__Task brief__
Gather every line from the entries below that includes "SDTVAR".

Dataset listings of figures:
○ ○ ○ ○ ○ ○ ○

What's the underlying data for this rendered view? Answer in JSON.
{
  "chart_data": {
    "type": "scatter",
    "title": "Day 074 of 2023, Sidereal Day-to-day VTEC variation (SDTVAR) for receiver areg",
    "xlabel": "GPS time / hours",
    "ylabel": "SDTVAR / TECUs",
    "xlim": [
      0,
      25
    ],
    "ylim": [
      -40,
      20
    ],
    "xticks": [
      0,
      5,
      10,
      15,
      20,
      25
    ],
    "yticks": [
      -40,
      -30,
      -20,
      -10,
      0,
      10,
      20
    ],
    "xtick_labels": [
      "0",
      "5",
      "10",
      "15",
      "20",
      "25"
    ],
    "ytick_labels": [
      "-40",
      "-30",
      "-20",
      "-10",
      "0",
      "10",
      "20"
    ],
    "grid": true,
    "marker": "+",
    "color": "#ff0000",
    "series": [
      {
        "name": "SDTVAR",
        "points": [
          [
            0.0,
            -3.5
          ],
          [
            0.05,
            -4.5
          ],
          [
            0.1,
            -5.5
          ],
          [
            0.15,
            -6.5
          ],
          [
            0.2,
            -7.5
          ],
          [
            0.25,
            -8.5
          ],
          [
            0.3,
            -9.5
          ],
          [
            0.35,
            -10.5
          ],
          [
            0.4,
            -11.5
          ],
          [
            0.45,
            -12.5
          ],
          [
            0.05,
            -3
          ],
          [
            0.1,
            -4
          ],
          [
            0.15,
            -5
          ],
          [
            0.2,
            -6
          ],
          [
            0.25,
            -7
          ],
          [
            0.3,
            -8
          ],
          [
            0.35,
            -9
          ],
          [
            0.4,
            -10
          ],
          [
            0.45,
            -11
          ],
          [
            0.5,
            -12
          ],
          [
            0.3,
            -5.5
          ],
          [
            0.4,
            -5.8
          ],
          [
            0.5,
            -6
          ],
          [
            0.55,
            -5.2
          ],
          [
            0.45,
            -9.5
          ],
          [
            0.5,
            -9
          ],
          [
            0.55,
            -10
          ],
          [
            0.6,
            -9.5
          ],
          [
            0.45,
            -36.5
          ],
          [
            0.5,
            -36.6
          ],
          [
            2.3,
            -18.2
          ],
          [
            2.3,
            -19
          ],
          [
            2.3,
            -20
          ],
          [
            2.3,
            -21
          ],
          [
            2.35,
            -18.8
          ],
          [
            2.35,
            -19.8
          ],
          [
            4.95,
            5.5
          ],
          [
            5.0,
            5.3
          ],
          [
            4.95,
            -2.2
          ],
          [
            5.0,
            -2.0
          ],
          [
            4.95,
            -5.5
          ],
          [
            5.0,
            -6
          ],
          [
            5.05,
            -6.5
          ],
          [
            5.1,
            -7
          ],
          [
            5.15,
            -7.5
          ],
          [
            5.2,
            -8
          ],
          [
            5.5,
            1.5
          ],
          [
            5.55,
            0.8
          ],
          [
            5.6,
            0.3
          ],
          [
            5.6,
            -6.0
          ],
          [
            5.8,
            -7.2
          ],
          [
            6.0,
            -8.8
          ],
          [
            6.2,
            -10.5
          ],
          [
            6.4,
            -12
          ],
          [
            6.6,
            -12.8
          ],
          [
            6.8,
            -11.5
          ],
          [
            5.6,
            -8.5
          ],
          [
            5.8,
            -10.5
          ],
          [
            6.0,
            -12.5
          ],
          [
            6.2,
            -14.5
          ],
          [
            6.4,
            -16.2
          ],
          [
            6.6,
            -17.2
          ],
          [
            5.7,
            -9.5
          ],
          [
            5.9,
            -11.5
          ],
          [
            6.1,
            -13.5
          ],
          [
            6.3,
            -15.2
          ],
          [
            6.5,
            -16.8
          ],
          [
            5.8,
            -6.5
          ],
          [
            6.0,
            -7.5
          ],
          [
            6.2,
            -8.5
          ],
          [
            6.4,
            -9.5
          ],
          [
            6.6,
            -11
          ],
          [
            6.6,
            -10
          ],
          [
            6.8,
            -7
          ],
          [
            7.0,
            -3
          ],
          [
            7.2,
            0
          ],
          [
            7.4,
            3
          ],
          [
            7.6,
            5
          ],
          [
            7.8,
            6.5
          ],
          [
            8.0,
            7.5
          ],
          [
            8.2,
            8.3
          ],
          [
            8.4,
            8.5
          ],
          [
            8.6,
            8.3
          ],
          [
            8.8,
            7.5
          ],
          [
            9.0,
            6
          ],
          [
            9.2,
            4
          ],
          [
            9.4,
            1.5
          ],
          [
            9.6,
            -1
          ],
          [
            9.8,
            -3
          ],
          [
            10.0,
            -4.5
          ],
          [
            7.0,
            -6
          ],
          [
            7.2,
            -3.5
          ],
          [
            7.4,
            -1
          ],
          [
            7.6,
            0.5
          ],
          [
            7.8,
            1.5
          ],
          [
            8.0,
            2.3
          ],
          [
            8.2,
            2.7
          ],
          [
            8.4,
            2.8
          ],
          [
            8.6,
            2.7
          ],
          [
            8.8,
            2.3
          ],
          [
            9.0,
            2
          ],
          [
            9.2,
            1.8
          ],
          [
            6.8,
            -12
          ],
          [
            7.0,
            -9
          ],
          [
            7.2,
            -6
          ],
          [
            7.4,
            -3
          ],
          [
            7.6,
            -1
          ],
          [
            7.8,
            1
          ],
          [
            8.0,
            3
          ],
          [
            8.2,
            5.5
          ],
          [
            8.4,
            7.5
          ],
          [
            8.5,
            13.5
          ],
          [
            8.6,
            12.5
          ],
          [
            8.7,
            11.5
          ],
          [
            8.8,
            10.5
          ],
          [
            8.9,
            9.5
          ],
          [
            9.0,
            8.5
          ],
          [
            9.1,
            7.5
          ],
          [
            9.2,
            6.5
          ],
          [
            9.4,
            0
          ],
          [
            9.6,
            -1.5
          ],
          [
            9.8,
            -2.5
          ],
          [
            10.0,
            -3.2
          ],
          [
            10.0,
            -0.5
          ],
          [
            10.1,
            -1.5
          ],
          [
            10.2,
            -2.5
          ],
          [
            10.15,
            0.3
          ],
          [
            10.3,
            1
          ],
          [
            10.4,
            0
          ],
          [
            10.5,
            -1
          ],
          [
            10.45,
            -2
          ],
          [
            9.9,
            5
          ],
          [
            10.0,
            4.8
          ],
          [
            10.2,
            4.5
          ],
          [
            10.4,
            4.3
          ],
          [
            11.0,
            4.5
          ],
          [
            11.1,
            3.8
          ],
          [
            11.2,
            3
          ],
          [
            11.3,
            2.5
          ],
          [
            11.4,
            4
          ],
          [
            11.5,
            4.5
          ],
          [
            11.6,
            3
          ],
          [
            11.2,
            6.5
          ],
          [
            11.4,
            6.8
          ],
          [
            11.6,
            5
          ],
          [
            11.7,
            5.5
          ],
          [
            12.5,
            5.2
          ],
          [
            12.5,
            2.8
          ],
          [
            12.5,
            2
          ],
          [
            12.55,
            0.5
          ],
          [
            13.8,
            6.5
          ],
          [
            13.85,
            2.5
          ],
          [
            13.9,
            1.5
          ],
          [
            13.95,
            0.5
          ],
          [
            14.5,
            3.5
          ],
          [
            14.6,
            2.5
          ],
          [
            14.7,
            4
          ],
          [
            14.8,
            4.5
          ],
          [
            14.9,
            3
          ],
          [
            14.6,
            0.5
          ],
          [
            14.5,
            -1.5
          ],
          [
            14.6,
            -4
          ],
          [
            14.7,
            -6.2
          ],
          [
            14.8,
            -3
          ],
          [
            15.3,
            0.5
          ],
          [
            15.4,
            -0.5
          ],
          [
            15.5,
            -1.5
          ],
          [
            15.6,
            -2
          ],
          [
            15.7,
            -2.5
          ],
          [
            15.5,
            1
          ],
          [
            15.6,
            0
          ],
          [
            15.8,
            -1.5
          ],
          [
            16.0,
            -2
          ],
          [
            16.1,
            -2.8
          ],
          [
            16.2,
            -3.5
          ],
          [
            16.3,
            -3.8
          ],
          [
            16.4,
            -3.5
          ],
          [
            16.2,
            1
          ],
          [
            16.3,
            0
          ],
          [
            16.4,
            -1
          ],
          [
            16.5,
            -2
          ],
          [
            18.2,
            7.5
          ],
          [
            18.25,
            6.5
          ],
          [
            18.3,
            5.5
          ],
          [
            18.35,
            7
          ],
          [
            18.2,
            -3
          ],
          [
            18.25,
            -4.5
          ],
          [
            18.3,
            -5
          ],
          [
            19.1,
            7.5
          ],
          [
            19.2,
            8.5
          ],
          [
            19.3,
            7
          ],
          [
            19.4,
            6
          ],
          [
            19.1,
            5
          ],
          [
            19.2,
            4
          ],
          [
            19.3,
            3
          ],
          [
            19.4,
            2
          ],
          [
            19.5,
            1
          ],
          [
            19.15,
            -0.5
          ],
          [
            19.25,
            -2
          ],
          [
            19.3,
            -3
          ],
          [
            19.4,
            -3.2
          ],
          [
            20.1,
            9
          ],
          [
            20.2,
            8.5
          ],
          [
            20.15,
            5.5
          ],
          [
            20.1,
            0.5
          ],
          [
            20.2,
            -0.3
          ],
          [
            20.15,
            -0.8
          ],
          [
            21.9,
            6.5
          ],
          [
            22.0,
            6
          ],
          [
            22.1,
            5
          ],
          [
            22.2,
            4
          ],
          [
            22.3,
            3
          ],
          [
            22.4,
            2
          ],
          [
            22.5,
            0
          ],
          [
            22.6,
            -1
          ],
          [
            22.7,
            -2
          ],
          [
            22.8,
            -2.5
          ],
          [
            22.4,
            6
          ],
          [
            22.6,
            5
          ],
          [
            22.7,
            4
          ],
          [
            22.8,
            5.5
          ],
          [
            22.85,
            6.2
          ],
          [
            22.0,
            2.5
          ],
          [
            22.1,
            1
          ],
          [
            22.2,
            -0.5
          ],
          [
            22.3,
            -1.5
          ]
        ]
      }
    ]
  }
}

○ ○ ○ ○ ○ ○ ○

__Written reply__
    "title": "Day 074 of 2023, Sidereal Day-to-day VTEC variation (SDTVAR) for receiver areg",
    "ylabel": "SDTVAR / TECUs",
        "name": "SDTVAR",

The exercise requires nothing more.